╔══

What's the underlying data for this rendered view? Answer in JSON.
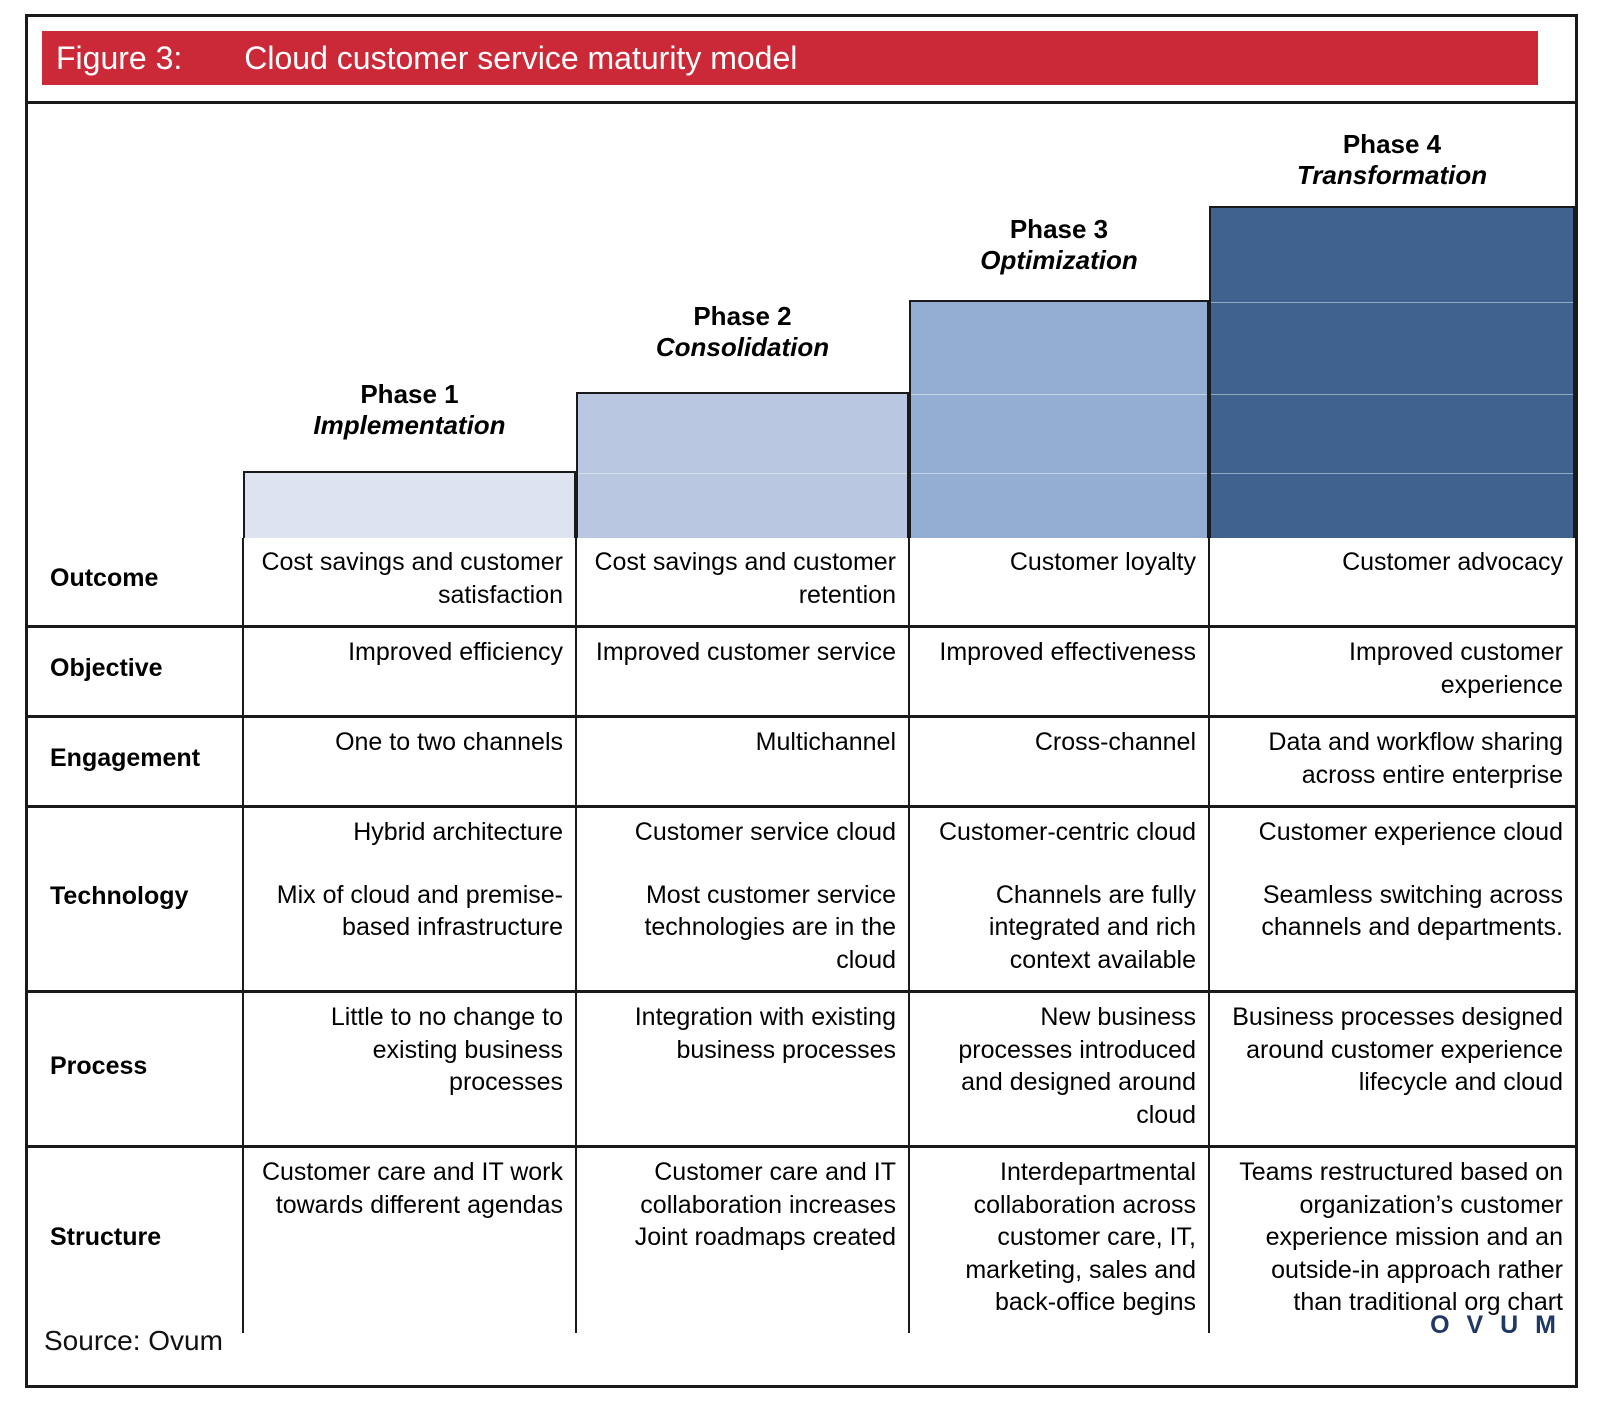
{
  "figure": {
    "label": "Figure 3:",
    "title": "Cloud customer service maturity model",
    "banner_color": "#cc2938"
  },
  "phases": [
    {
      "number": "Phase 1",
      "name": "Implementation",
      "color": "#dde3ef"
    },
    {
      "number": "Phase 2",
      "name": "Consolidation",
      "color": "#b9c8e0"
    },
    {
      "number": "Phase 3",
      "name": "Optimization",
      "color": "#93aed2"
    },
    {
      "number": "Phase 4",
      "name": "Transformation",
      "color": "#3f628f"
    }
  ],
  "rows": [
    {
      "label": "Outcome",
      "cells": [
        "Cost savings and customer satisfaction",
        "Cost savings and customer retention",
        "Customer loyalty",
        "Customer advocacy"
      ]
    },
    {
      "label": "Objective",
      "cells": [
        "Improved efficiency",
        "Improved customer service",
        "Improved effectiveness",
        "Improved customer experience"
      ]
    },
    {
      "label": "Engagement",
      "cells": [
        "One to two channels",
        "Multichannel",
        "Cross-channel",
        "Data and workflow sharing across entire enterprise"
      ]
    },
    {
      "label": "Technology",
      "cells_a": [
        "Hybrid architecture",
        "Customer service cloud",
        "Customer-centric cloud",
        "Customer experience cloud"
      ],
      "cells_b": [
        "Mix of cloud and premise-based infrastructure",
        "Most customer service technologies are in the cloud",
        "Channels are fully integrated and rich context available",
        "Seamless switching across channels and departments."
      ]
    },
    {
      "label": "Process",
      "cells": [
        "Little to no change to existing business processes",
        "Integration with existing business processes",
        "New business processes introduced and designed around cloud",
        "Business processes designed around customer experience lifecycle and cloud"
      ]
    },
    {
      "label": "Structure",
      "cells": [
        "Customer care and IT work towards different agendas",
        "Customer care and IT collaboration increases Joint roadmaps created",
        "Interdepartmental collaboration across customer care, IT, marketing, sales and back-office begins",
        "Teams restructured based on organization’s customer experience mission and an outside-in approach rather than traditional org chart"
      ]
    }
  ],
  "footer": {
    "source": "Source: Ovum",
    "logo": "O V U M",
    "logo_color": "#1f3864"
  }
}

╚══

:: What the task requires ::
Set down the complete material exactly, but do not include the images.

:: Response below ::
What's the underlying data for this rendered view? Answer in JSON.
{
  "figure": {
    "label": "Figure 3:",
    "title": "Cloud customer service maturity model",
    "banner_color": "#cc2938"
  },
  "phases": [
    {
      "number": "Phase 1",
      "name": "Implementation",
      "color": "#dde3ef"
    },
    {
      "number": "Phase 2",
      "name": "Consolidation",
      "color": "#b9c8e0"
    },
    {
      "number": "Phase 3",
      "name": "Optimization",
      "color": "#93aed2"
    },
    {
      "number": "Phase 4",
      "name": "Transformation",
      "color": "#3f628f"
    }
  ],
  "rows": [
    {
      "label": "Outcome",
      "cells": [
        "Cost savings and customer satisfaction",
        "Cost savings and customer retention",
        "Customer loyalty",
        "Customer advocacy"
      ]
    },
    {
      "label": "Objective",
      "cells": [
        "Improved efficiency",
        "Improved customer service",
        "Improved effectiveness",
        "Improved customer experience"
      ]
    },
    {
      "label": "Engagement",
      "cells": [
        "One to two channels",
        "Multichannel",
        "Cross-channel",
        "Data and workflow sharing across entire enterprise"
      ]
    },
    {
      "label": "Technology",
      "cells_a": [
        "Hybrid architecture",
        "Customer service cloud",
        "Customer-centric cloud",
        "Customer experience cloud"
      ],
      "cells_b": [
        "Mix of cloud and premise-based infrastructure",
        "Most customer service technologies are in the cloud",
        "Channels are fully integrated and rich context available",
        "Seamless switching across channels and departments."
      ]
    },
    {
      "label": "Process",
      "cells": [
        "Little to no change to existing business processes",
        "Integration with existing business processes",
        "New business processes introduced and designed around cloud",
        "Business processes designed around customer experience lifecycle and cloud"
      ]
    },
    {
      "label": "Structure",
      "cells": [
        "Customer care and IT work towards different agendas",
        "Customer care and IT collaboration increases Joint roadmaps created",
        "Interdepartmental collaboration across customer care, IT, marketing, sales and back-office begins",
        "Teams restructured based on organization’s customer experience mission and an outside-in approach rather than traditional org chart"
      ]
    }
  ],
  "footer": {
    "source": "Source: Ovum",
    "logo": "O V U M",
    "logo_color": "#1f3864"
  }
}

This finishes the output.